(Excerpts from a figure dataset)
╔══

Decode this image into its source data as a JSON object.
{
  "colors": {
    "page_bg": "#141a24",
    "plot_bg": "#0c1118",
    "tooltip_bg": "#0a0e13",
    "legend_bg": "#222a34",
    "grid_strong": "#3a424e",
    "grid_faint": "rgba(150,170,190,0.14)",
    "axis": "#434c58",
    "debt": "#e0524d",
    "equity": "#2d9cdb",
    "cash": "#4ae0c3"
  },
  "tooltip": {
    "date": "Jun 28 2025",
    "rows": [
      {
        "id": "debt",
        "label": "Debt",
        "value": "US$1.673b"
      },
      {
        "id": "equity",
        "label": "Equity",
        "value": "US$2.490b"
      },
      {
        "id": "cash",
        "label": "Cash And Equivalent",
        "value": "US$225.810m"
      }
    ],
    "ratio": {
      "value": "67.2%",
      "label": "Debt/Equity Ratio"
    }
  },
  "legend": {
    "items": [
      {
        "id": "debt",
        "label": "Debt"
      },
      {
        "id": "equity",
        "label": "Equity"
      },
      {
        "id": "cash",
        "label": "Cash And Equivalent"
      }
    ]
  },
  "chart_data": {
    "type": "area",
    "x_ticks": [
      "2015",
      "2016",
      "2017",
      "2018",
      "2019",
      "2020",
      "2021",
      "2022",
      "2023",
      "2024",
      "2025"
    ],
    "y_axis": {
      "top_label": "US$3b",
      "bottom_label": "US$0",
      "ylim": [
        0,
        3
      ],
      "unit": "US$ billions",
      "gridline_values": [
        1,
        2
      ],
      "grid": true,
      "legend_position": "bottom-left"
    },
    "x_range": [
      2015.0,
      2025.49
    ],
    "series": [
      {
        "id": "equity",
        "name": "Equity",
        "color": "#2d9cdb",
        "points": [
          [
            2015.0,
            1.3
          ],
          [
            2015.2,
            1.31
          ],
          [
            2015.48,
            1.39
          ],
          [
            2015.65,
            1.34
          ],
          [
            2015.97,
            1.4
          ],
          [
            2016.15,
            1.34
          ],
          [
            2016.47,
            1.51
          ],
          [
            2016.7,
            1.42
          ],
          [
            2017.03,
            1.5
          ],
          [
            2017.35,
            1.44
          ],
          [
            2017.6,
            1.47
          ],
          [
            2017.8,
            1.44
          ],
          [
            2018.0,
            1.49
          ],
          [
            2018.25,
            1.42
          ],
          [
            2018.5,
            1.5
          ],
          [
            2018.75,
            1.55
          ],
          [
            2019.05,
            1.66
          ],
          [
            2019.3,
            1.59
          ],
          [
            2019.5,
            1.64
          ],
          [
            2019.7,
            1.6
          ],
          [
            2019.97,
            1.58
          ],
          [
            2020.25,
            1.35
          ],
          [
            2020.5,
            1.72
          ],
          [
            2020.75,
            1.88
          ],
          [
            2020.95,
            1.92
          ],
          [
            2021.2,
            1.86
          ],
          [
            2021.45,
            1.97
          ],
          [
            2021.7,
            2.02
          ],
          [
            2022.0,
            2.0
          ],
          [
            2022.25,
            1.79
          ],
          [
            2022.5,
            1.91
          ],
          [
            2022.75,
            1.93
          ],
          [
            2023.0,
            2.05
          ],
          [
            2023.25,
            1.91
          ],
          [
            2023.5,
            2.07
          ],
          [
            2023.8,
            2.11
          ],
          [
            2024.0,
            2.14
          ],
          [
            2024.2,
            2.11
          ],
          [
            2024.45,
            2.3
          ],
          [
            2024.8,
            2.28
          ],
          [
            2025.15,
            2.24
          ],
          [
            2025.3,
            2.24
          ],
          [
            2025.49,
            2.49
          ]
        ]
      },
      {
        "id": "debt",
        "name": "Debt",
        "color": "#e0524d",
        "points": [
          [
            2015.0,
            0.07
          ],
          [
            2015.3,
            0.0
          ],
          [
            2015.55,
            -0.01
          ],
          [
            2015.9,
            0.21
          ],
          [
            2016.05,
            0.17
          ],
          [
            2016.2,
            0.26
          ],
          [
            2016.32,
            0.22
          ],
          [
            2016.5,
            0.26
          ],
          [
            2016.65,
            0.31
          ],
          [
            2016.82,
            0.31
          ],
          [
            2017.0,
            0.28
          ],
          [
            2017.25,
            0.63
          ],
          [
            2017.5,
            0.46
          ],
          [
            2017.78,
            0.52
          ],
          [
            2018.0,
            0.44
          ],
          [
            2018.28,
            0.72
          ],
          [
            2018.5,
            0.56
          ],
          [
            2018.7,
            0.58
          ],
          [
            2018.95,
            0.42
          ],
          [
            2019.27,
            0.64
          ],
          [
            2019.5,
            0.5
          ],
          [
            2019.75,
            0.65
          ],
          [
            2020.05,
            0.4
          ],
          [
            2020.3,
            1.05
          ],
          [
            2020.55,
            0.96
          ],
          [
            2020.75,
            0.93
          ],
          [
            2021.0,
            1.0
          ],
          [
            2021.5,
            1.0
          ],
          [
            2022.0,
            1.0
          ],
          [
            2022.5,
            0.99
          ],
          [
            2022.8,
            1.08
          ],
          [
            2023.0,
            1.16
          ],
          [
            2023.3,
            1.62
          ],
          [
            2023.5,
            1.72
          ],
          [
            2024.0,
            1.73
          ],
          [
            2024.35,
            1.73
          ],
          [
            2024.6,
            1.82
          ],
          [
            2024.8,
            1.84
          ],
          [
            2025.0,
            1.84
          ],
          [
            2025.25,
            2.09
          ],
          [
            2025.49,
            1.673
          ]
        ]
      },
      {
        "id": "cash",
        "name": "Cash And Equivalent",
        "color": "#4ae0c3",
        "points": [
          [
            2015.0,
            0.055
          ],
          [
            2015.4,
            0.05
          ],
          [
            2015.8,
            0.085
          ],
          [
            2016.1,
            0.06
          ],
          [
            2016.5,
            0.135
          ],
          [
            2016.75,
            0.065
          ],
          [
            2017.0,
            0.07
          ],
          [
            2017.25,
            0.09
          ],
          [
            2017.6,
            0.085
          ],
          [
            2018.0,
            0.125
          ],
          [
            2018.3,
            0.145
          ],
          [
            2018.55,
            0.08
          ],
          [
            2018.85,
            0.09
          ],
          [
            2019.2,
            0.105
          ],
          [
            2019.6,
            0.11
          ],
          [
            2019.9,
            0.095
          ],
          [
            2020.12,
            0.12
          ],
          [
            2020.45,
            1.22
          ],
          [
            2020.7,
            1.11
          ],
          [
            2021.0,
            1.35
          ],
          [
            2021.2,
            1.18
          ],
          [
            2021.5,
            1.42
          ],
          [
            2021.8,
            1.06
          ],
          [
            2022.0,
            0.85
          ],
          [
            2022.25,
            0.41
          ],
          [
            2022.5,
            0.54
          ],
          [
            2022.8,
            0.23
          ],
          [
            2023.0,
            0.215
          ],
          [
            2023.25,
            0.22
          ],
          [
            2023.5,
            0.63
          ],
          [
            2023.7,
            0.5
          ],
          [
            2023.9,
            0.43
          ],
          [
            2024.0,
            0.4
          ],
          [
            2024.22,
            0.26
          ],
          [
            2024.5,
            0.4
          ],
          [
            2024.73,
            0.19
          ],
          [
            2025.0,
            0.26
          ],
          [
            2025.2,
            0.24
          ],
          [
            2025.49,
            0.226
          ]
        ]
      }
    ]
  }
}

╚══

_WHAT TO PRODUCE_. Print the records once more, exactly as they were given.

_TASK RESPONSE_.
Decode this image into its source data as a JSON object.
{
  "colors": {
    "page_bg": "#141a24",
    "plot_bg": "#0c1118",
    "tooltip_bg": "#0a0e13",
    "legend_bg": "#222a34",
    "grid_strong": "#3a424e",
    "grid_faint": "rgba(150,170,190,0.14)",
    "axis": "#434c58",
    "debt": "#e0524d",
    "equity": "#2d9cdb",
    "cash": "#4ae0c3"
  },
  "tooltip": {
    "date": "Jun 28 2025",
    "rows": [
      {
        "id": "debt",
        "label": "Debt",
        "value": "US$1.673b"
      },
      {
        "id": "equity",
        "label": "Equity",
        "value": "US$2.490b"
      },
      {
        "id": "cash",
        "label": "Cash And Equivalent",
        "value": "US$225.810m"
      }
    ],
    "ratio": {
      "value": "67.2%",
      "label": "Debt/Equity Ratio"
    }
  },
  "legend": {
    "items": [
      {
        "id": "debt",
        "label": "Debt"
      },
      {
        "id": "equity",
        "label": "Equity"
      },
      {
        "id": "cash",
        "label": "Cash And Equivalent"
      }
    ]
  },
  "chart_data": {
    "type": "area",
    "x_ticks": [
      "2015",
      "2016",
      "2017",
      "2018",
      "2019",
      "2020",
      "2021",
      "2022",
      "2023",
      "2024",
      "2025"
    ],
    "y_axis": {
      "top_label": "US$3b",
      "bottom_label": "US$0",
      "ylim": [
        0,
        3
      ],
      "unit": "US$ billions",
      "gridline_values": [
        1,
        2
      ],
      "grid": true,
      "legend_position": "bottom-left"
    },
    "x_range": [
      2015.0,
      2025.49
    ],
    "series": [
      {
        "id": "equity",
        "name": "Equity",
        "color": "#2d9cdb",
        "points": [
          [
            2015.0,
            1.3
          ],
          [
            2015.2,
            1.31
          ],
          [
            2015.48,
            1.39
          ],
          [
            2015.65,
            1.34
          ],
          [
            2015.97,
            1.4
          ],
          [
            2016.15,
            1.34
          ],
          [
            2016.47,
            1.51
          ],
          [
            2016.7,
            1.42
          ],
          [
            2017.03,
            1.5
          ],
          [
            2017.35,
            1.44
          ],
          [
            2017.6,
            1.47
          ],
          [
            2017.8,
            1.44
          ],
          [
            2018.0,
            1.49
          ],
          [
            2018.25,
            1.42
          ],
          [
            2018.5,
            1.5
          ],
          [
            2018.75,
            1.55
          ],
          [
            2019.05,
            1.66
          ],
          [
            2019.3,
            1.59
          ],
          [
            2019.5,
            1.64
          ],
          [
            2019.7,
            1.6
          ],
          [
            2019.97,
            1.58
          ],
          [
            2020.25,
            1.35
          ],
          [
            2020.5,
            1.72
          ],
          [
            2020.75,
            1.88
          ],
          [
            2020.95,
            1.92
          ],
          [
            2021.2,
            1.86
          ],
          [
            2021.45,
            1.97
          ],
          [
            2021.7,
            2.02
          ],
          [
            2022.0,
            2.0
          ],
          [
            2022.25,
            1.79
          ],
          [
            2022.5,
            1.91
          ],
          [
            2022.75,
            1.93
          ],
          [
            2023.0,
            2.05
          ],
          [
            2023.25,
            1.91
          ],
          [
            2023.5,
            2.07
          ],
          [
            2023.8,
            2.11
          ],
          [
            2024.0,
            2.14
          ],
          [
            2024.2,
            2.11
          ],
          [
            2024.45,
            2.3
          ],
          [
            2024.8,
            2.28
          ],
          [
            2025.15,
            2.24
          ],
          [
            2025.3,
            2.24
          ],
          [
            2025.49,
            2.49
          ]
        ]
      },
      {
        "id": "debt",
        "name": "Debt",
        "color": "#e0524d",
        "points": [
          [
            2015.0,
            0.07
          ],
          [
            2015.3,
            0.0
          ],
          [
            2015.55,
            -0.01
          ],
          [
            2015.9,
            0.21
          ],
          [
            2016.05,
            0.17
          ],
          [
            2016.2,
            0.26
          ],
          [
            2016.32,
            0.22
          ],
          [
            2016.5,
            0.26
          ],
          [
            2016.65,
            0.31
          ],
          [
            2016.82,
            0.31
          ],
          [
            2017.0,
            0.28
          ],
          [
            2017.25,
            0.63
          ],
          [
            2017.5,
            0.46
          ],
          [
            2017.78,
            0.52
          ],
          [
            2018.0,
            0.44
          ],
          [
            2018.28,
            0.72
          ],
          [
            2018.5,
            0.56
          ],
          [
            2018.7,
            0.58
          ],
          [
            2018.95,
            0.42
          ],
          [
            2019.27,
            0.64
          ],
          [
            2019.5,
            0.5
          ],
          [
            2019.75,
            0.65
          ],
          [
            2020.05,
            0.4
          ],
          [
            2020.3,
            1.05
          ],
          [
            2020.55,
            0.96
          ],
          [
            2020.75,
            0.93
          ],
          [
            2021.0,
            1.0
          ],
          [
            2021.5,
            1.0
          ],
          [
            2022.0,
            1.0
          ],
          [
            2022.5,
            0.99
          ],
          [
            2022.8,
            1.08
          ],
          [
            2023.0,
            1.16
          ],
          [
            2023.3,
            1.62
          ],
          [
            2023.5,
            1.72
          ],
          [
            2024.0,
            1.73
          ],
          [
            2024.35,
            1.73
          ],
          [
            2024.6,
            1.82
          ],
          [
            2024.8,
            1.84
          ],
          [
            2025.0,
            1.84
          ],
          [
            2025.25,
            2.09
          ],
          [
            2025.49,
            1.673
          ]
        ]
      },
      {
        "id": "cash",
        "name": "Cash And Equivalent",
        "color": "#4ae0c3",
        "points": [
          [
            2015.0,
            0.055
          ],
          [
            2015.4,
            0.05
          ],
          [
            2015.8,
            0.085
          ],
          [
            2016.1,
            0.06
          ],
          [
            2016.5,
            0.135
          ],
          [
            2016.75,
            0.065
          ],
          [
            2017.0,
            0.07
          ],
          [
            2017.25,
            0.09
          ],
          [
            2017.6,
            0.085
          ],
          [
            2018.0,
            0.125
          ],
          [
            2018.3,
            0.145
          ],
          [
            2018.55,
            0.08
          ],
          [
            2018.85,
            0.09
          ],
          [
            2019.2,
            0.105
          ],
          [
            2019.6,
            0.11
          ],
          [
            2019.9,
            0.095
          ],
          [
            2020.12,
            0.12
          ],
          [
            2020.45,
            1.22
          ],
          [
            2020.7,
            1.11
          ],
          [
            2021.0,
            1.35
          ],
          [
            2021.2,
            1.18
          ],
          [
            2021.5,
            1.42
          ],
          [
            2021.8,
            1.06
          ],
          [
            2022.0,
            0.85
          ],
          [
            2022.25,
            0.41
          ],
          [
            2022.5,
            0.54
          ],
          [
            2022.8,
            0.23
          ],
          [
            2023.0,
            0.215
          ],
          [
            2023.25,
            0.22
          ],
          [
            2023.5,
            0.63
          ],
          [
            2023.7,
            0.5
          ],
          [
            2023.9,
            0.43
          ],
          [
            2024.0,
            0.4
          ],
          [
            2024.22,
            0.26
          ],
          [
            2024.5,
            0.4
          ],
          [
            2024.73,
            0.19
          ],
          [
            2025.0,
            0.26
          ],
          [
            2025.2,
            0.24
          ],
          [
            2025.49,
            0.226
          ]
        ]
      }
    ]
  }
}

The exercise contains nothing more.